GIVEN REQUEST: Copy the records below line for line, without changing anything, and omit the pictures from your copy.

Box annotation data:
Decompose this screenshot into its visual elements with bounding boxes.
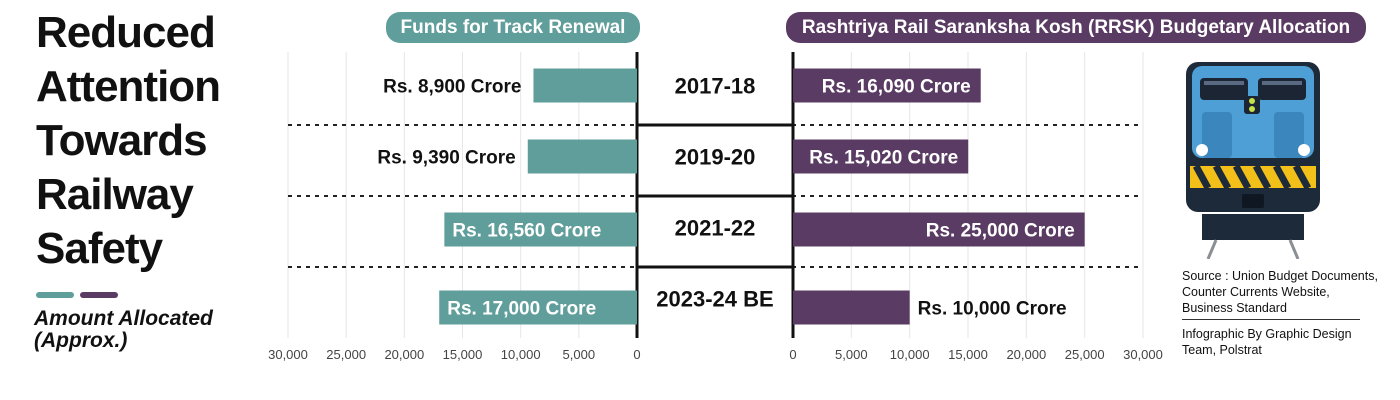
year-label: 2017-18 — [675, 74, 756, 99]
legend-swatches — [36, 292, 126, 298]
credit-note: Infographic By Graphic Design Team, Pols… — [1182, 327, 1352, 357]
year-label: 2021-22 — [675, 216, 756, 241]
right-bar — [793, 290, 910, 325]
left-bar — [527, 139, 637, 174]
left-bar-label: Rs. 9,390 Crore — [377, 148, 515, 169]
source-note: Source : Union Budget Documents, Counter… — [1182, 269, 1378, 315]
right-tick-label: 30,000 — [1123, 347, 1163, 362]
year-label: 2023-24 BE — [656, 287, 773, 312]
right-bar-label: Rs. 15,020 Crore — [809, 148, 958, 169]
right-bar-label: Rs. 25,000 Crore — [926, 221, 1075, 242]
right-tick-label: 20,000 — [1006, 347, 1046, 362]
title-line: Safety — [36, 224, 163, 273]
right-bar — [793, 68, 981, 103]
title-line: Towards — [36, 116, 208, 165]
right-chart-title: Rashtriya Rail Saranksha Kosh (RRSK) Bud… — [786, 12, 1366, 43]
left-tick-label: 10,000 — [501, 347, 541, 362]
divider — [1182, 319, 1360, 320]
left-chart-title: Funds for Track Renewal — [386, 12, 640, 43]
title-line: Attention — [36, 62, 221, 111]
legend-swatch-purple — [80, 292, 118, 298]
left-tick-label: 5,000 — [563, 347, 596, 362]
left-tick-label: 20,000 — [384, 347, 424, 362]
right-bar — [793, 212, 1085, 247]
legend-label-line: Amount Allocated — [34, 307, 213, 330]
title-line: Reduced — [36, 8, 216, 57]
left-tick-label: 25,000 — [326, 347, 366, 362]
left-tick-label: 0 — [633, 347, 640, 362]
right-tick-label: 15,000 — [948, 347, 988, 362]
right-tick-label: 5,000 — [835, 347, 868, 362]
title-line: Railway — [36, 170, 194, 219]
left-bar-label: Rs. 8,900 Crore — [383, 77, 521, 98]
year-label: 2019-20 — [675, 145, 756, 170]
locomotive-icon — [1182, 54, 1324, 260]
legend-label: Amount Allocated (Approx.) — [34, 308, 254, 352]
page-title: Reduced Attention Towards Railway Safety — [36, 6, 276, 276]
legend-label-line: (Approx.) — [34, 329, 128, 352]
right-bar — [793, 139, 969, 174]
right-tick-label: 10,000 — [890, 347, 930, 362]
right-bar-label: Rs. 16,090 Crore — [822, 77, 971, 98]
left-tick-label: 15,000 — [443, 347, 483, 362]
right-tick-label: 0 — [789, 347, 796, 362]
right-bar-label: Rs. 10,000 Crore — [918, 299, 1067, 320]
legend-swatch-teal — [36, 292, 74, 298]
left-bar — [533, 68, 637, 103]
left-bar-label: Rs. 17,000 Crore — [447, 299, 596, 320]
left-bar-label: Rs. 16,560 Crore — [452, 221, 601, 242]
left-bar — [444, 212, 637, 247]
left-tick-label: 30,000 — [268, 347, 308, 362]
left-bar — [439, 290, 637, 325]
right-tick-label: 25,000 — [1065, 347, 1105, 362]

FINAL ANSWER:
Decompose this screenshot into its visual elements with bounding boxes.
year-label: 2017-18 — [675, 74, 756, 99]
legend-swatches — [36, 292, 126, 298]
credit-note: Infographic By Graphic Design Team, Pols… — [1182, 327, 1352, 357]
year-label: 2021-22 — [675, 216, 756, 241]
right-bar — [793, 290, 910, 325]
left-bar — [527, 139, 637, 174]
left-bar-label: Rs. 9,390 Crore — [377, 148, 515, 169]
source-note: Source : Union Budget Documents, Counter… — [1182, 269, 1378, 315]
right-tick-label: 30,000 — [1123, 347, 1163, 362]
year-label: 2023-24 BE — [656, 287, 773, 312]
right-bar-label: Rs. 15,020 Crore — [809, 148, 958, 169]
right-bar-label: Rs. 25,000 Crore — [926, 221, 1075, 242]
right-tick-label: 20,000 — [1006, 347, 1046, 362]
title-line: Safety — [36, 224, 163, 273]
right-bar — [793, 68, 981, 103]
title-line: Towards — [36, 116, 208, 165]
right-chart-title: Rashtriya Rail Saranksha Kosh (RRSK) Bud… — [786, 12, 1366, 43]
left-tick-label: 10,000 — [501, 347, 541, 362]
divider — [1182, 319, 1360, 320]
left-chart-title: Funds for Track Renewal — [386, 12, 640, 43]
title-line: Attention — [36, 62, 221, 111]
legend-swatch-purple — [80, 292, 118, 298]
left-tick-label: 5,000 — [563, 347, 596, 362]
left-tick-label: 20,000 — [384, 347, 424, 362]
right-bar — [793, 212, 1085, 247]
legend-label-line: Amount Allocated — [34, 307, 213, 330]
title-line: Reduced — [36, 8, 216, 57]
left-tick-label: 25,000 — [326, 347, 366, 362]
left-tick-label: 0 — [633, 347, 640, 362]
right-tick-label: 15,000 — [948, 347, 988, 362]
right-tick-label: 5,000 — [835, 347, 868, 362]
title-line: Railway — [36, 170, 194, 219]
left-bar-label: Rs. 8,900 Crore — [383, 77, 521, 98]
year-label: 2019-20 — [675, 145, 756, 170]
locomotive-icon — [1182, 54, 1324, 260]
legend-label: Amount Allocated (Approx.) — [34, 308, 254, 352]
page-title: Reduced Attention Towards Railway Safety — [36, 6, 276, 276]
legend-label-line: (Approx.) — [34, 329, 128, 352]
right-bar — [793, 139, 969, 174]
right-tick-label: 10,000 — [890, 347, 930, 362]
right-bar-label: Rs. 16,090 Crore — [822, 77, 971, 98]
left-tick-label: 15,000 — [443, 347, 483, 362]
right-tick-label: 0 — [789, 347, 796, 362]
right-bar-label: Rs. 10,000 Crore — [918, 299, 1067, 320]
legend-swatch-teal — [36, 292, 74, 298]
left-bar — [533, 68, 637, 103]
left-bar-label: Rs. 17,000 Crore — [447, 299, 596, 320]
left-bar-label: Rs. 16,560 Crore — [452, 221, 601, 242]
left-bar — [444, 212, 637, 247]
left-tick-label: 30,000 — [268, 347, 308, 362]
left-bar — [439, 290, 637, 325]
right-tick-label: 25,000 — [1065, 347, 1105, 362]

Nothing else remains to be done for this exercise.